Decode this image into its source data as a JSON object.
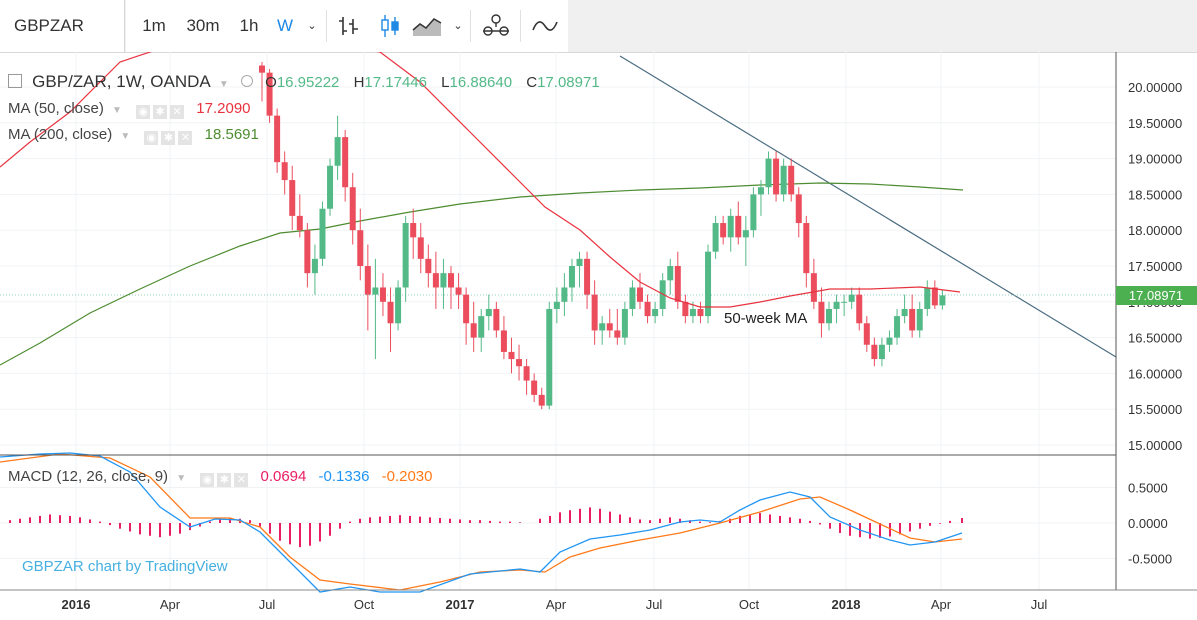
{
  "toolbar": {
    "symbol": "GBPZAR",
    "intervals": [
      "1m",
      "30m",
      "1h",
      "W"
    ],
    "active_interval": "W",
    "icons": [
      "bar-chart-icon",
      "candlestick-icon",
      "area-chart-icon",
      "compare-icon",
      "indicator-icon"
    ]
  },
  "legend": {
    "title": "GBP/ZAR, 1W, OANDA",
    "o_label": "O",
    "o_value": "16.95222",
    "h_label": "H",
    "h_value": "17.17446",
    "l_label": "L",
    "l_value": "16.88640",
    "c_label": "C",
    "c_value": "17.08971",
    "ma50_label": "MA (50, close)",
    "ma50_value": "17.2090",
    "ma200_label": "MA (200, close)",
    "ma200_value": "18.5691",
    "macd_label": "MACD (12, 26, close, 9)",
    "macd_hist": "0.0694",
    "macd_line": "-0.1336",
    "macd_signal": "-0.2030"
  },
  "annotation": "50-week MA",
  "watermark": "GBPZAR chart by TradingView",
  "colors": {
    "up": "#53b987",
    "down": "#eb4d5c",
    "ma50": "#e8333f",
    "ma200": "#4d8c30",
    "macd": "#2196f3",
    "signal": "#ff7a1a",
    "hist": "#e91e63",
    "trend": "#4b6c80",
    "price_label_bg": "#4caf50"
  },
  "chart_data": {
    "type": "candlestick",
    "price_axis_ticks": [
      "15.00000",
      "15.50000",
      "16.00000",
      "16.50000",
      "17.00000",
      "17.50000",
      "18.00000",
      "18.50000",
      "19.00000",
      "19.50000",
      "20.00000"
    ],
    "macd_axis_ticks": [
      "-0.5000",
      "0.0000",
      "0.5000"
    ],
    "time_labels": [
      "2016",
      "Apr",
      "Jul",
      "Oct",
      "2017",
      "Apr",
      "Jul",
      "Oct",
      "2018",
      "Apr",
      "Jul"
    ],
    "last_price": "17.08971",
    "ylim": [
      14.9,
      20.3
    ],
    "candles": [
      [
        20.3,
        20.35,
        19.8,
        20.2
      ],
      [
        20.2,
        20.25,
        19.5,
        19.6
      ],
      [
        19.6,
        19.7,
        18.8,
        18.95
      ],
      [
        18.95,
        19.1,
        18.5,
        18.7
      ],
      [
        18.7,
        18.9,
        18.0,
        18.2
      ],
      [
        18.2,
        18.5,
        17.9,
        18.0
      ],
      [
        18.0,
        18.1,
        17.2,
        17.4
      ],
      [
        17.4,
        17.8,
        17.1,
        17.6
      ],
      [
        17.6,
        18.4,
        17.5,
        18.3
      ],
      [
        18.3,
        19.0,
        18.2,
        18.9
      ],
      [
        18.9,
        19.6,
        18.7,
        19.3
      ],
      [
        19.3,
        19.4,
        18.4,
        18.6
      ],
      [
        18.6,
        18.8,
        17.8,
        18.0
      ],
      [
        18.0,
        18.3,
        17.3,
        17.5
      ],
      [
        17.5,
        17.8,
        16.6,
        17.1
      ],
      [
        17.1,
        17.6,
        16.2,
        17.2
      ],
      [
        17.2,
        17.4,
        16.8,
        17.0
      ],
      [
        17.0,
        17.2,
        16.3,
        16.7
      ],
      [
        16.7,
        17.3,
        16.6,
        17.2
      ],
      [
        17.2,
        18.2,
        17.0,
        18.1
      ],
      [
        18.1,
        18.3,
        17.6,
        17.9
      ],
      [
        17.9,
        18.1,
        17.4,
        17.6
      ],
      [
        17.6,
        17.8,
        17.2,
        17.4
      ],
      [
        17.4,
        17.7,
        16.9,
        17.2
      ],
      [
        17.2,
        17.6,
        16.9,
        17.4
      ],
      [
        17.4,
        17.5,
        16.9,
        17.2
      ],
      [
        17.2,
        17.4,
        16.9,
        17.1
      ],
      [
        17.1,
        17.2,
        16.4,
        16.7
      ],
      [
        16.7,
        17.0,
        16.3,
        16.5
      ],
      [
        16.5,
        16.9,
        16.3,
        16.8
      ],
      [
        16.8,
        17.1,
        16.6,
        16.9
      ],
      [
        16.9,
        17.0,
        16.5,
        16.6
      ],
      [
        16.6,
        16.8,
        16.2,
        16.3
      ],
      [
        16.3,
        16.5,
        16.0,
        16.2
      ],
      [
        16.2,
        16.4,
        15.9,
        16.1
      ],
      [
        16.1,
        16.2,
        15.7,
        15.9
      ],
      [
        15.9,
        16.0,
        15.6,
        15.7
      ],
      [
        15.7,
        15.8,
        15.5,
        15.55
      ],
      [
        15.55,
        17.0,
        15.5,
        16.9
      ],
      [
        16.9,
        17.2,
        16.7,
        17.0
      ],
      [
        17.0,
        17.4,
        16.8,
        17.2
      ],
      [
        17.2,
        17.6,
        17.0,
        17.5
      ],
      [
        17.5,
        17.7,
        17.2,
        17.6
      ],
      [
        17.6,
        17.7,
        16.9,
        17.1
      ],
      [
        17.1,
        17.3,
        16.4,
        16.6
      ],
      [
        16.6,
        16.8,
        16.4,
        16.7
      ],
      [
        16.7,
        16.9,
        16.5,
        16.6
      ],
      [
        16.6,
        16.9,
        16.4,
        16.5
      ],
      [
        16.5,
        17.0,
        16.4,
        16.9
      ],
      [
        16.9,
        17.3,
        16.8,
        17.2
      ],
      [
        17.2,
        17.4,
        16.9,
        17.0
      ],
      [
        17.0,
        17.1,
        16.7,
        16.8
      ],
      [
        16.8,
        17.0,
        16.7,
        16.9
      ],
      [
        16.9,
        17.4,
        16.8,
        17.3
      ],
      [
        17.3,
        17.6,
        17.1,
        17.5
      ],
      [
        17.5,
        17.7,
        16.9,
        17.0
      ],
      [
        17.0,
        17.1,
        16.7,
        16.8
      ],
      [
        16.8,
        17.0,
        16.7,
        16.9
      ],
      [
        16.9,
        17.0,
        16.7,
        16.8
      ],
      [
        16.8,
        17.8,
        16.7,
        17.7
      ],
      [
        17.7,
        18.2,
        17.6,
        18.1
      ],
      [
        18.1,
        18.2,
        17.8,
        17.9
      ],
      [
        17.9,
        18.3,
        17.7,
        18.2
      ],
      [
        18.2,
        18.4,
        17.8,
        17.9
      ],
      [
        17.9,
        18.2,
        17.5,
        18.0
      ],
      [
        18.0,
        18.6,
        17.9,
        18.5
      ],
      [
        18.5,
        18.7,
        18.2,
        18.6
      ],
      [
        18.6,
        19.1,
        18.5,
        19.0
      ],
      [
        19.0,
        19.1,
        18.4,
        18.5
      ],
      [
        18.5,
        19.0,
        18.4,
        18.9
      ],
      [
        18.9,
        19.0,
        18.4,
        18.5
      ],
      [
        18.5,
        18.6,
        17.9,
        18.1
      ],
      [
        18.1,
        18.2,
        17.2,
        17.4
      ],
      [
        17.4,
        17.6,
        16.9,
        17.0
      ],
      [
        17.0,
        17.2,
        16.5,
        16.7
      ],
      [
        16.7,
        17.0,
        16.6,
        16.9
      ],
      [
        16.9,
        17.1,
        16.7,
        17.0
      ],
      [
        17.0,
        17.1,
        16.8,
        17.0
      ],
      [
        17.0,
        17.2,
        16.9,
        17.1
      ],
      [
        17.1,
        17.2,
        16.6,
        16.7
      ],
      [
        16.7,
        16.8,
        16.3,
        16.4
      ],
      [
        16.4,
        16.5,
        16.1,
        16.2
      ],
      [
        16.2,
        16.5,
        16.1,
        16.4
      ],
      [
        16.4,
        16.6,
        16.3,
        16.5
      ],
      [
        16.5,
        16.9,
        16.4,
        16.8
      ],
      [
        16.8,
        17.1,
        16.7,
        16.9
      ],
      [
        16.9,
        17.1,
        16.5,
        16.6
      ],
      [
        16.6,
        17.0,
        16.5,
        16.9
      ],
      [
        16.9,
        17.3,
        16.8,
        17.2
      ],
      [
        17.2,
        17.3,
        16.9,
        16.95
      ],
      [
        16.95,
        17.17,
        16.89,
        17.09
      ]
    ]
  }
}
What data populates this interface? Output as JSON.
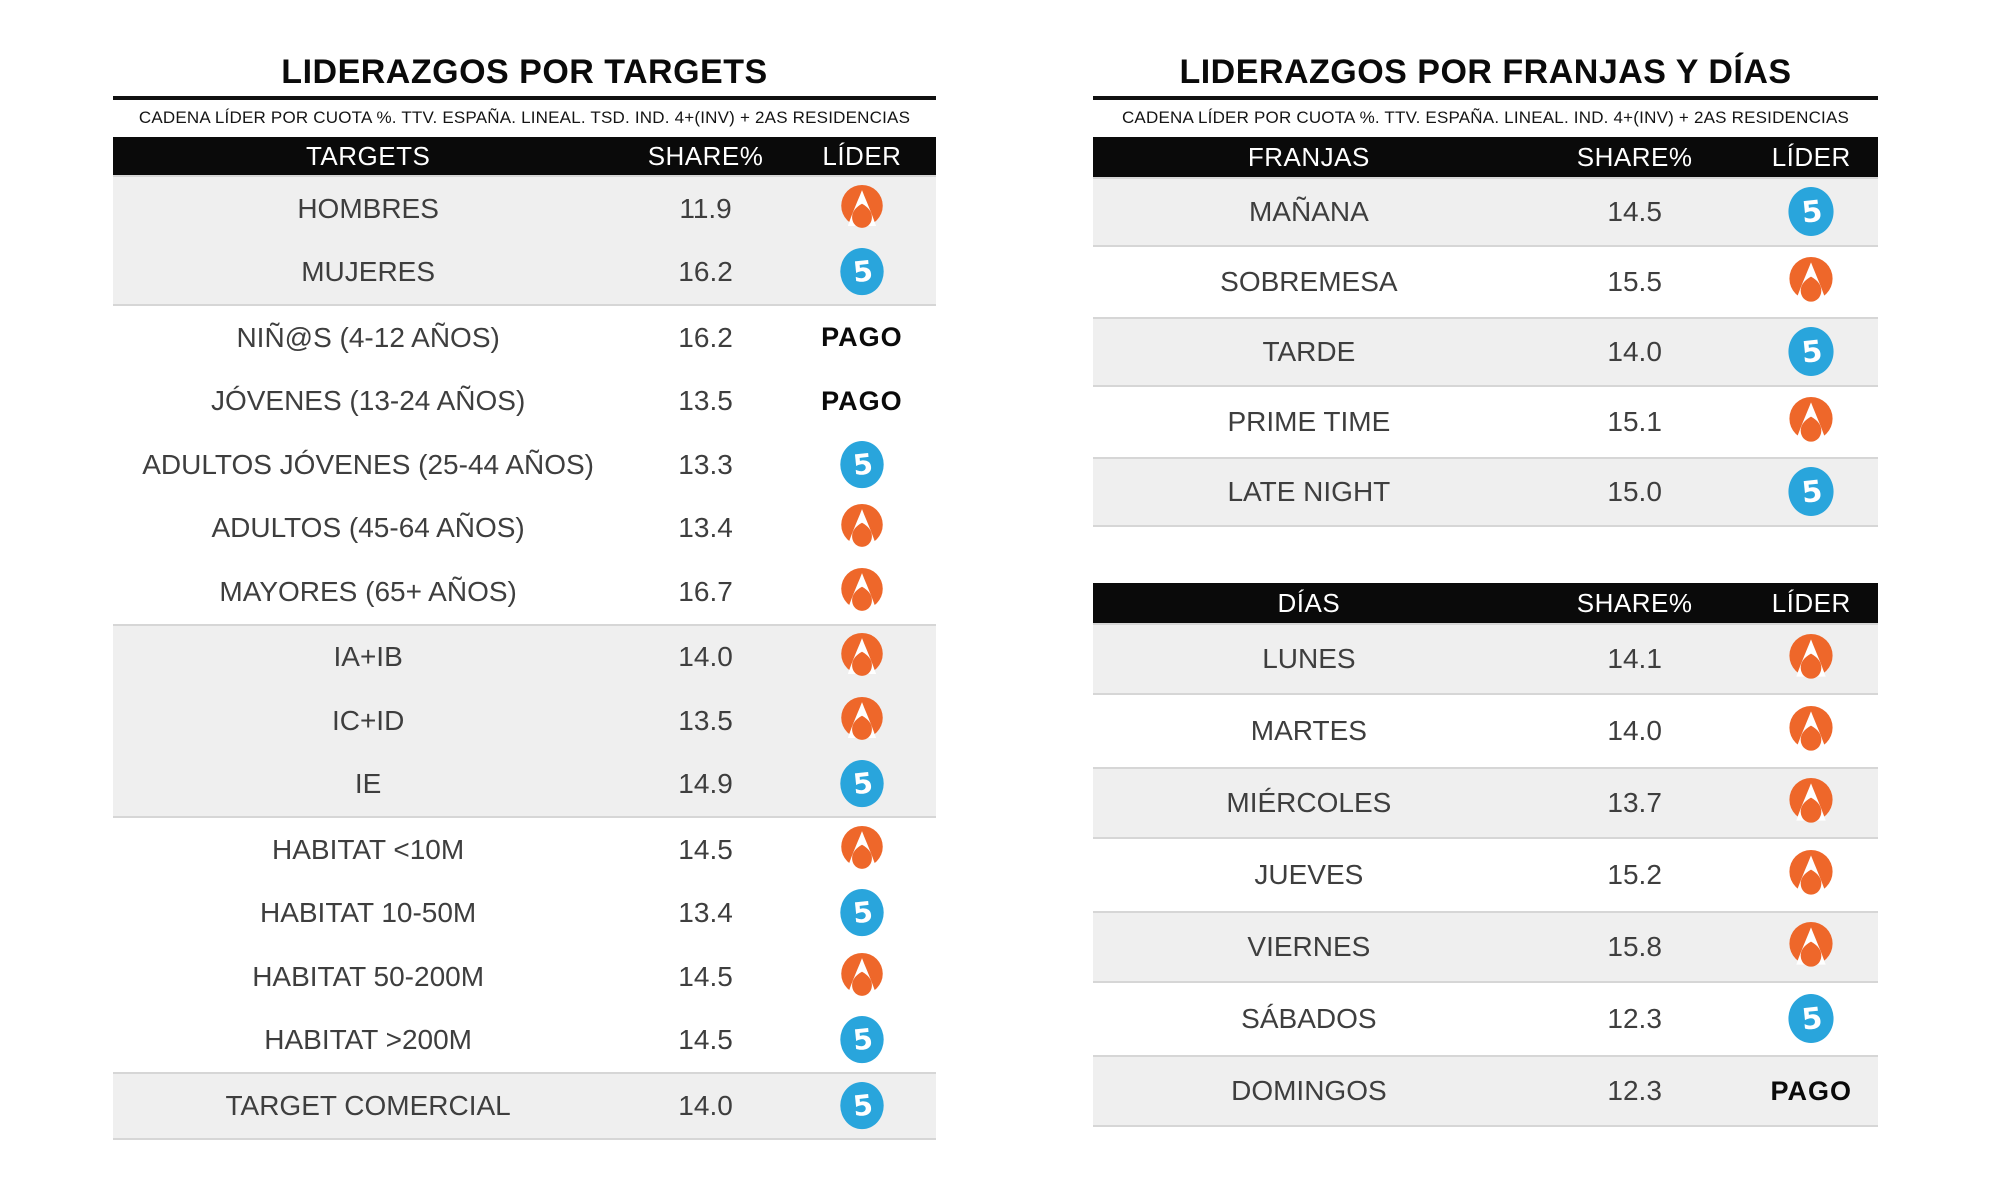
{
  "colors": {
    "antena3_orange": "#EE672A",
    "telecinco_blue": "#29A5DC",
    "header_bg": "#0A0A0A",
    "row_shaded": "#EFEFEF",
    "row_border": "#D6D6D6"
  },
  "ui": {
    "left": {
      "title": "LIDERAZGOS POR TARGETS",
      "subtitle": "CADENA LÍDER POR CUOTA %. TTV. ESPAÑA. LINEAL. TSD. IND. 4+(INV) + 2AS RESIDENCIAS",
      "col_label": "TARGETS",
      "col_share": "SHARE%",
      "col_leader": "LÍDER",
      "groups": [
        {
          "shaded": true,
          "rows": [
            {
              "label": "HOMBRES",
              "share": "11.9",
              "leader": "antena3"
            },
            {
              "label": "MUJERES",
              "share": "16.2",
              "leader": "telecinco"
            }
          ]
        },
        {
          "shaded": false,
          "rows": [
            {
              "label": "NIÑ@S (4-12 AÑOS)",
              "share": "16.2",
              "leader": "pago"
            },
            {
              "label": "JÓVENES (13-24 AÑOS)",
              "share": "13.5",
              "leader": "pago"
            },
            {
              "label": "ADULTOS JÓVENES (25-44 AÑOS)",
              "share": "13.3",
              "leader": "telecinco"
            },
            {
              "label": "ADULTOS (45-64 AÑOS)",
              "share": "13.4",
              "leader": "antena3"
            },
            {
              "label": "MAYORES (65+ AÑOS)",
              "share": "16.7",
              "leader": "antena3"
            }
          ]
        },
        {
          "shaded": true,
          "rows": [
            {
              "label": "IA+IB",
              "share": "14.0",
              "leader": "antena3"
            },
            {
              "label": "IC+ID",
              "share": "13.5",
              "leader": "antena3"
            },
            {
              "label": "IE",
              "share": "14.9",
              "leader": "telecinco"
            }
          ]
        },
        {
          "shaded": false,
          "rows": [
            {
              "label": "HABITAT <10M",
              "share": "14.5",
              "leader": "antena3"
            },
            {
              "label": "HABITAT 10-50M",
              "share": "13.4",
              "leader": "telecinco"
            },
            {
              "label": "HABITAT 50-200M",
              "share": "14.5",
              "leader": "antena3"
            },
            {
              "label": "HABITAT >200M",
              "share": "14.5",
              "leader": "telecinco"
            }
          ]
        },
        {
          "shaded": true,
          "rows": [
            {
              "label": "TARGET COMERCIAL",
              "share": "14.0",
              "leader": "telecinco"
            }
          ]
        }
      ]
    },
    "right": {
      "title": "LIDERAZGOS POR FRANJAS Y DÍAS",
      "subtitle": "CADENA LÍDER POR CUOTA %. TTV. ESPAÑA. LINEAL. IND. 4+(INV) + 2AS RESIDENCIAS",
      "franjas": {
        "col_label": "FRANJAS",
        "col_share": "SHARE%",
        "col_leader": "LÍDER",
        "rows": [
          {
            "label": "MAÑANA",
            "share": "14.5",
            "leader": "telecinco"
          },
          {
            "label": "SOBREMESA",
            "share": "15.5",
            "leader": "antena3"
          },
          {
            "label": "TARDE",
            "share": "14.0",
            "leader": "telecinco"
          },
          {
            "label": "PRIME TIME",
            "share": "15.1",
            "leader": "antena3"
          },
          {
            "label": "LATE NIGHT",
            "share": "15.0",
            "leader": "telecinco"
          }
        ]
      },
      "dias": {
        "col_label": "DÍAS",
        "col_share": "SHARE%",
        "col_leader": "LÍDER",
        "rows": [
          {
            "label": "LUNES",
            "share": "14.1",
            "leader": "antena3"
          },
          {
            "label": "MARTES",
            "share": "14.0",
            "leader": "antena3"
          },
          {
            "label": "MIÉRCOLES",
            "share": "13.7",
            "leader": "antena3"
          },
          {
            "label": "JUEVES",
            "share": "15.2",
            "leader": "antena3"
          },
          {
            "label": "VIERNES",
            "share": "15.8",
            "leader": "antena3"
          },
          {
            "label": "SÁBADOS",
            "share": "12.3",
            "leader": "telecinco"
          },
          {
            "label": "DOMINGOS",
            "share": "12.3",
            "leader": "pago"
          }
        ]
      }
    }
  },
  "leader_names": {
    "antena3": "ANTENA 3",
    "telecinco": "TELECINCO",
    "pago": "PAGO"
  },
  "chart_data": [
    {
      "type": "table",
      "title": "LIDERAZGOS POR TARGETS",
      "subtitle": "CADENA LÍDER POR CUOTA %. TTV. ESPAÑA. LINEAL. TSD. IND. 4+(INV) + 2AS RESIDENCIAS",
      "columns": [
        "TARGETS",
        "SHARE%",
        "LÍDER"
      ],
      "rows": [
        [
          "HOMBRES",
          11.9,
          "ANTENA 3"
        ],
        [
          "MUJERES",
          16.2,
          "TELECINCO"
        ],
        [
          "NIÑ@S (4-12 AÑOS)",
          16.2,
          "PAGO"
        ],
        [
          "JÓVENES (13-24 AÑOS)",
          13.5,
          "PAGO"
        ],
        [
          "ADULTOS JÓVENES (25-44 AÑOS)",
          13.3,
          "TELECINCO"
        ],
        [
          "ADULTOS (45-64 AÑOS)",
          13.4,
          "ANTENA 3"
        ],
        [
          "MAYORES (65+ AÑOS)",
          16.7,
          "ANTENA 3"
        ],
        [
          "IA+IB",
          14.0,
          "ANTENA 3"
        ],
        [
          "IC+ID",
          13.5,
          "ANTENA 3"
        ],
        [
          "IE",
          14.9,
          "TELECINCO"
        ],
        [
          "HABITAT <10M",
          14.5,
          "ANTENA 3"
        ],
        [
          "HABITAT 10-50M",
          13.4,
          "TELECINCO"
        ],
        [
          "HABITAT 50-200M",
          14.5,
          "ANTENA 3"
        ],
        [
          "HABITAT >200M",
          14.5,
          "TELECINCO"
        ],
        [
          "TARGET COMERCIAL",
          14.0,
          "TELECINCO"
        ]
      ]
    },
    {
      "type": "table",
      "title": "LIDERAZGOS POR FRANJAS Y DÍAS",
      "subtitle": "CADENA LÍDER POR CUOTA %. TTV. ESPAÑA. LINEAL. IND. 4+(INV) + 2AS RESIDENCIAS",
      "sections": [
        {
          "name": "FRANJAS",
          "columns": [
            "FRANJAS",
            "SHARE%",
            "LÍDER"
          ],
          "rows": [
            [
              "MAÑANA",
              14.5,
              "TELECINCO"
            ],
            [
              "SOBREMESA",
              15.5,
              "ANTENA 3"
            ],
            [
              "TARDE",
              14.0,
              "TELECINCO"
            ],
            [
              "PRIME TIME",
              15.1,
              "ANTENA 3"
            ],
            [
              "LATE NIGHT",
              15.0,
              "TELECINCO"
            ]
          ]
        },
        {
          "name": "DÍAS",
          "columns": [
            "DÍAS",
            "SHARE%",
            "LÍDER"
          ],
          "rows": [
            [
              "LUNES",
              14.1,
              "ANTENA 3"
            ],
            [
              "MARTES",
              14.0,
              "ANTENA 3"
            ],
            [
              "MIÉRCOLES",
              13.7,
              "ANTENA 3"
            ],
            [
              "JUEVES",
              15.2,
              "ANTENA 3"
            ],
            [
              "VIERNES",
              15.8,
              "ANTENA 3"
            ],
            [
              "SÁBADOS",
              12.3,
              "TELECINCO"
            ],
            [
              "DOMINGOS",
              12.3,
              "PAGO"
            ]
          ]
        }
      ]
    }
  ]
}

Directive:
Find the word "AÑOS" in the material, then list each line that holds it.

Output of the exercise:
              "label": "NIÑ@S (4-12 AÑOS)",
              "label": "JÓVENES (13-24 AÑOS)",
              "label": "ADULTOS JÓVENES (25-44 AÑOS)",
              "label": "ADULTOS (45-64 AÑOS)",
              "label": "MAYORES (65+ AÑOS)",
          "NIÑ@S (4-12 AÑOS)",
          "JÓVENES (13-24 AÑOS)",
          "ADULTOS JÓVENES (25-44 AÑOS)",
          "ADULTOS (45-64 AÑOS)",
          "MAYORES (65+ AÑOS)",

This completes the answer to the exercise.